▶ [Task prompt]:
The records that follow should be retyped word for word.

* BEGIN *

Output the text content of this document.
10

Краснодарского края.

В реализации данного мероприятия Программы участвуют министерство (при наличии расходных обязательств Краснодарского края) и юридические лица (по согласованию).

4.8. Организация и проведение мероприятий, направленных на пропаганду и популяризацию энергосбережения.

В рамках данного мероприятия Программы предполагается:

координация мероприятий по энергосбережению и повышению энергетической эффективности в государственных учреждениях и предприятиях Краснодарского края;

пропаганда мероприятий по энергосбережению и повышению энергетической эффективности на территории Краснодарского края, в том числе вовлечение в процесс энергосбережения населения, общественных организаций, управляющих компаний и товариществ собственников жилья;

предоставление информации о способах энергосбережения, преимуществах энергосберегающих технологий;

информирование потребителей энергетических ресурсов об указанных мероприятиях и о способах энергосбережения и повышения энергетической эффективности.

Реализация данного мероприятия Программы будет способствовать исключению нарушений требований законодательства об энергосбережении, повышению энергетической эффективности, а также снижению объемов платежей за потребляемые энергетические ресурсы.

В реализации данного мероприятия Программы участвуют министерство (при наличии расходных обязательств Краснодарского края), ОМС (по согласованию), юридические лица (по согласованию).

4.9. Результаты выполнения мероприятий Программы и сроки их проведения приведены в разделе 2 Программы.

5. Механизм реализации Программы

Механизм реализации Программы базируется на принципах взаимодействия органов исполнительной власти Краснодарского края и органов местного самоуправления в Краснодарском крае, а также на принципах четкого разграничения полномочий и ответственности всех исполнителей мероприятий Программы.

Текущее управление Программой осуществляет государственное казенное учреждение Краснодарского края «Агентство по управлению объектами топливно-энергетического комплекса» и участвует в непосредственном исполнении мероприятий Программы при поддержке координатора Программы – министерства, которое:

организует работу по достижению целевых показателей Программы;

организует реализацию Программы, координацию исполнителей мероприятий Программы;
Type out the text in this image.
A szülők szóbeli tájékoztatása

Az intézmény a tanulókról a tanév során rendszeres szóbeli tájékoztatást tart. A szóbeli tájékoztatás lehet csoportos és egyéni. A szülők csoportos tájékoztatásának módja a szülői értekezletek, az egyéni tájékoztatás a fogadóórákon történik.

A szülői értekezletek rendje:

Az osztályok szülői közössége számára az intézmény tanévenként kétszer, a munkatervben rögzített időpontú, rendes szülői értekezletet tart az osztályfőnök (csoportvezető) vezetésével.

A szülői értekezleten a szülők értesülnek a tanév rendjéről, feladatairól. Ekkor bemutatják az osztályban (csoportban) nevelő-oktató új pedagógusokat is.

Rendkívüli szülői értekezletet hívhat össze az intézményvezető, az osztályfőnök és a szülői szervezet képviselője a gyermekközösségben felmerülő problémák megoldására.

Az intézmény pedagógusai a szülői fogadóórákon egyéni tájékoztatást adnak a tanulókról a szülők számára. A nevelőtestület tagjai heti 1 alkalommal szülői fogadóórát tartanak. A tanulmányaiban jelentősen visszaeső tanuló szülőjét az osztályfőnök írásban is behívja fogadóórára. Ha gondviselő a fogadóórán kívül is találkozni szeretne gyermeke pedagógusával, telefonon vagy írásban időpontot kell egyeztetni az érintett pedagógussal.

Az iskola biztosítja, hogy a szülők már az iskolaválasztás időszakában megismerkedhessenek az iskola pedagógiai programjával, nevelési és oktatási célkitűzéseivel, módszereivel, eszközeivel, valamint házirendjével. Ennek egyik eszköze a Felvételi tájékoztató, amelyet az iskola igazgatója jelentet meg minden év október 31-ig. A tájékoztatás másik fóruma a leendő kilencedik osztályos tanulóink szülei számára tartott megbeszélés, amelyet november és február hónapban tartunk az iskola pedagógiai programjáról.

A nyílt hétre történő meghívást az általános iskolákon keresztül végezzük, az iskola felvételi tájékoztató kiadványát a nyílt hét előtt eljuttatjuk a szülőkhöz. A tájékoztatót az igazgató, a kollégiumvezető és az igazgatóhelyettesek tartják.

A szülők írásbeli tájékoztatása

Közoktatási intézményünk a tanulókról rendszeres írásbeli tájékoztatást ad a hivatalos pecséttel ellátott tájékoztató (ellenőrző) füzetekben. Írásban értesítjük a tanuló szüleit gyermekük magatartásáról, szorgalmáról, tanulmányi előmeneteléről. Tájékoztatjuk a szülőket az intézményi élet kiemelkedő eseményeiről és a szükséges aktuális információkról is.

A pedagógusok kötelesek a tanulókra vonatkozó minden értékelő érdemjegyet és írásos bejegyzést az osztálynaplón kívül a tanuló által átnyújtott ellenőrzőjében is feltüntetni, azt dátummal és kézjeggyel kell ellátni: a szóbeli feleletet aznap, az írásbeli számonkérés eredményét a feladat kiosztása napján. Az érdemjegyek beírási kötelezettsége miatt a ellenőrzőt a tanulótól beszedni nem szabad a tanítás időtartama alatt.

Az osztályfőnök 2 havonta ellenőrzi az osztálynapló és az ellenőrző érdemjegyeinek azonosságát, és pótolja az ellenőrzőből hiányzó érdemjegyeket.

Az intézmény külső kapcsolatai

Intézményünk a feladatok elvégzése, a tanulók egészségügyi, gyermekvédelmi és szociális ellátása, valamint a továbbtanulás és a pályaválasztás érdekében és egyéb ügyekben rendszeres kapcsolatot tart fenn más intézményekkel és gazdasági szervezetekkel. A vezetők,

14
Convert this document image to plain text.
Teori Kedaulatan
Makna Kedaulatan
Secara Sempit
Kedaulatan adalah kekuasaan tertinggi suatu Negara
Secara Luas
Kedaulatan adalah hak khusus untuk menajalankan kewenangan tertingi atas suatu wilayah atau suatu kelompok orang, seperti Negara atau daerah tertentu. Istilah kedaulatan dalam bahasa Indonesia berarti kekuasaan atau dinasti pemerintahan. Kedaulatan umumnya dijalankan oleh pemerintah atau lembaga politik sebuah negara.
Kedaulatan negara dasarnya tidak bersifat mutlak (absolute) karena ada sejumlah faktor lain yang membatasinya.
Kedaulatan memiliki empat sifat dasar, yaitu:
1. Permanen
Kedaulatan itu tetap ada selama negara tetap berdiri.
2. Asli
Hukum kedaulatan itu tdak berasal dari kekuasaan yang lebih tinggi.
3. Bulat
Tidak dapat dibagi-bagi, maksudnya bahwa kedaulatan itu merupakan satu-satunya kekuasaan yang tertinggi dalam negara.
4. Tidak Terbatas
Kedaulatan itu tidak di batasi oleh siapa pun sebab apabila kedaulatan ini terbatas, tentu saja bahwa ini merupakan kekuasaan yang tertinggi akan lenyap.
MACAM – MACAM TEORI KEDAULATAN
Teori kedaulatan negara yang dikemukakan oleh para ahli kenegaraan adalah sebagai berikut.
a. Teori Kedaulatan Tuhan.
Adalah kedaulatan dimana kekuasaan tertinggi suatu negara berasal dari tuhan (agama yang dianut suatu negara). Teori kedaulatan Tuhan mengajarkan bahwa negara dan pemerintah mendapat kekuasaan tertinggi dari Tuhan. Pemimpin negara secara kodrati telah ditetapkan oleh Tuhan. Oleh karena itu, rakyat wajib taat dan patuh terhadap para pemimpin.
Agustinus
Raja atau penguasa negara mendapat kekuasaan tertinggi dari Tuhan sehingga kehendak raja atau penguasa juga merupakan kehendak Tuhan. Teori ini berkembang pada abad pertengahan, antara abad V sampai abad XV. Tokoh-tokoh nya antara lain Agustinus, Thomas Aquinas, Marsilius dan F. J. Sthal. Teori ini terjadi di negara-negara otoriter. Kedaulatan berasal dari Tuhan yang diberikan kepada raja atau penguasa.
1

* END *

▶ [Task output]:
Output the text content of this document.
10

Краснодарского края.

В реализации данного мероприятия Программы участвуют министерство (при наличии расходных обязательств Краснодарского края) и юридические лица (по согласованию).

4.8. Организация и проведение мероприятий, направленных на пропаганду и популяризацию энергосбережения.

В рамках данного мероприятия Программы предполагается:

координация мероприятий по энергосбережению и повышению энергетической эффективности в государственных учреждениях и предприятиях Краснодарского края;

пропаганда мероприятий по энергосбережению и повышению энергетической эффективности на территории Краснодарского края, в том числе вовлечение в процесс энергосбережения населения, общественных организаций, управляющих компаний и товариществ собственников жилья;

предоставление информации о способах энергосбережения, преимуществах энергосберегающих технологий;

информирование потребителей энергетических ресурсов об указанных мероприятиях и о способах энергосбережения и повышения энергетической эффективности.

Реализация данного мероприятия Программы будет способствовать исключению нарушений требований законодательства об энергосбережении, повышению энергетической эффективности, а также снижению объемов платежей за потребляемые энергетические ресурсы.

В реализации данного мероприятия Программы участвуют министерство (при наличии расходных обязательств Краснодарского края), ОМС (по согласованию), юридические лица (по согласованию).

4.9. Результаты выполнения мероприятий Программы и сроки их проведения приведены в разделе 2 Программы.

5. Механизм реализации Программы

Механизм реализации Программы базируется на принципах взаимодействия органов исполнительной власти Краснодарского края и органов местного самоуправления в Краснодарском крае, а также на принципах четкого разграничения полномочий и ответственности всех исполнителей мероприятий Программы.

Текущее управление Программой осуществляет государственное казенное учреждение Краснодарского края «Агентство по управлению объектами топливно-энергетического комплекса» и участвует в непосредственном исполнении мероприятий Программы при поддержке координатора Программы – министерства, которое:

организует работу по достижению целевых показателей Программы;

организует реализацию Программы, координацию исполнителей мероприятий Программы;
Type out the text in this image.
A szülők szóbeli tájékoztatása

Az intézmény a tanulókról a tanév során rendszeres szóbeli tájékoztatást tart. A szóbeli tájékoztatás lehet csoportos és egyéni. A szülők csoportos tájékoztatásának módja a szülői értekezletek, az egyéni tájékoztatás a fogadóórákon történik.

A szülői értekezletek rendje:

Az osztályok szülői közössége számára az intézmény tanévenként kétszer, a munkatervben rögzített időpontú, rendes szülői értekezletet tart az osztályfőnök (csoportvezető) vezetésével.

A szülői értekezleten a szülők értesülnek a tanév rendjéről, feladatairól. Ekkor bemutatják az osztályban (csoportban) nevelő-oktató új pedagógusokat is.

Rendkívüli szülői értekezletet hívhat össze az intézményvezető, az osztályfőnök és a szülői szervezet képviselője a gyermekközösségben felmerülő problémák megoldására.

Az intézmény pedagógusai a szülői fogadóórákon egyéni tájékoztatást adnak a tanulókról a szülők számára. A nevelőtestület tagjai heti 1 alkalommal szülői fogadóórát tartanak. A tanulmányaiban jelentősen visszaeső tanuló szülőjét az osztályfőnök írásban is behívja fogadóórára. Ha gondviselő a fogadóórán kívül is találkozni szeretne gyermeke pedagógusával, telefonon vagy írásban időpontot kell egyeztetni az érintett pedagógussal.

Az iskola biztosítja, hogy a szülők már az iskolaválasztás időszakában megismerkedhessenek az iskola pedagógiai programjával, nevelési és oktatási célkitűzéseivel, módszereivel, eszközeivel, valamint házirendjével. Ennek egyik eszköze a Felvételi tájékoztató, amelyet az iskola igazgatója jelentet meg minden év október 31-ig. A tájékoztatás másik fóruma a leendő kilencedik osztályos tanulóink szülei számára tartott megbeszélés, amelyet november és február hónapban tartunk az iskola pedagógiai programjáról.

A nyílt hétre történő meghívást az általános iskolákon keresztül végezzük, az iskola felvételi tájékoztató kiadványát a nyílt hét előtt eljuttatjuk a szülőkhöz. A tájékoztatót az igazgató, a kollégiumvezető és az igazgatóhelyettesek tartják.

A szülők írásbeli tájékoztatása

Közoktatási intézményünk a tanulókról rendszeres írásbeli tájékoztatást ad a hivatalos pecséttel ellátott tájékoztató (ellenőrző) füzetekben. Írásban értesítjük a tanuló szüleit gyermekük magatartásáról, szorgalmáról, tanulmányi előmeneteléről. Tájékoztatjuk a szülőket az intézményi élet kiemelkedő eseményeiről és a szükséges aktuális információkról is.

A pedagógusok kötelesek a tanulókra vonatkozó minden értékelő érdemjegyet és írásos bejegyzést az osztálynaplón kívül a tanuló által átnyújtott ellenőrzőjében is feltüntetni, azt dátummal és kézjeggyel kell ellátni: a szóbeli feleletet aznap, az írásbeli számonkérés eredményét a feladat kiosztása napján. Az érdemjegyek beírási kötelezettsége miatt a ellenőrzőt a tanulótól beszedni nem szabad a tanítás időtartama alatt.

Az osztályfőnök 2 havonta ellenőrzi az osztálynapló és az ellenőrző érdemjegyeinek azonosságát, és pótolja az ellenőrzőből hiányzó érdemjegyeket.

Az intézmény külső kapcsolatai

Intézményünk a feladatok elvégzése, a tanulók egészségügyi, gyermekvédelmi és szociális ellátása, valamint a továbbtanulás és a pályaválasztás érdekében és egyéb ügyekben rendszeres kapcsolatot tart fenn más intézményekkel és gazdasági szervezetekkel. A vezetők,

14
Convert this document image to plain text.
Teori Kedaulatan
Makna Kedaulatan
Secara Sempit
Kedaulatan adalah kekuasaan tertinggi suatu Negara
Secara Luas
Kedaulatan adalah hak khusus untuk menajalankan kewenangan tertingi atas suatu wilayah atau suatu kelompok orang, seperti Negara atau daerah tertentu. Istilah kedaulatan dalam bahasa Indonesia berarti kekuasaan atau dinasti pemerintahan. Kedaulatan umumnya dijalankan oleh pemerintah atau lembaga politik sebuah negara.
Kedaulatan negara dasarnya tidak bersifat mutlak (absolute) karena ada sejumlah faktor lain yang membatasinya.
Kedaulatan memiliki empat sifat dasar, yaitu:
1. Permanen
Kedaulatan itu tetap ada selama negara tetap berdiri.
2. Asli
Hukum kedaulatan itu tdak berasal dari kekuasaan yang lebih tinggi.
3. Bulat
Tidak dapat dibagi-bagi, maksudnya bahwa kedaulatan itu merupakan satu-satunya kekuasaan yang tertinggi dalam negara.
4. Tidak Terbatas
Kedaulatan itu tidak di batasi oleh siapa pun sebab apabila kedaulatan ini terbatas, tentu saja bahwa ini merupakan kekuasaan yang tertinggi akan lenyap.
MACAM – MACAM TEORI KEDAULATAN
Teori kedaulatan negara yang dikemukakan oleh para ahli kenegaraan adalah sebagai berikut.
a. Teori Kedaulatan Tuhan.
Adalah kedaulatan dimana kekuasaan tertinggi suatu negara berasal dari tuhan (agama yang dianut suatu negara). Teori kedaulatan Tuhan mengajarkan bahwa negara dan pemerintah mendapat kekuasaan tertinggi dari Tuhan. Pemimpin negara secara kodrati telah ditetapkan oleh Tuhan. Oleh karena itu, rakyat wajib taat dan patuh terhadap para pemimpin.
Agustinus
Raja atau penguasa negara mendapat kekuasaan tertinggi dari Tuhan sehingga kehendak raja atau penguasa juga merupakan kehendak Tuhan. Teori ini berkembang pada abad pertengahan, antara abad V sampai abad XV. Tokoh-tokoh nya antara lain Agustinus, Thomas Aquinas, Marsilius dan F. J. Sthal. Teori ini terjadi di negara-negara otoriter. Kedaulatan berasal dari Tuhan yang diberikan kepada raja atau penguasa.
1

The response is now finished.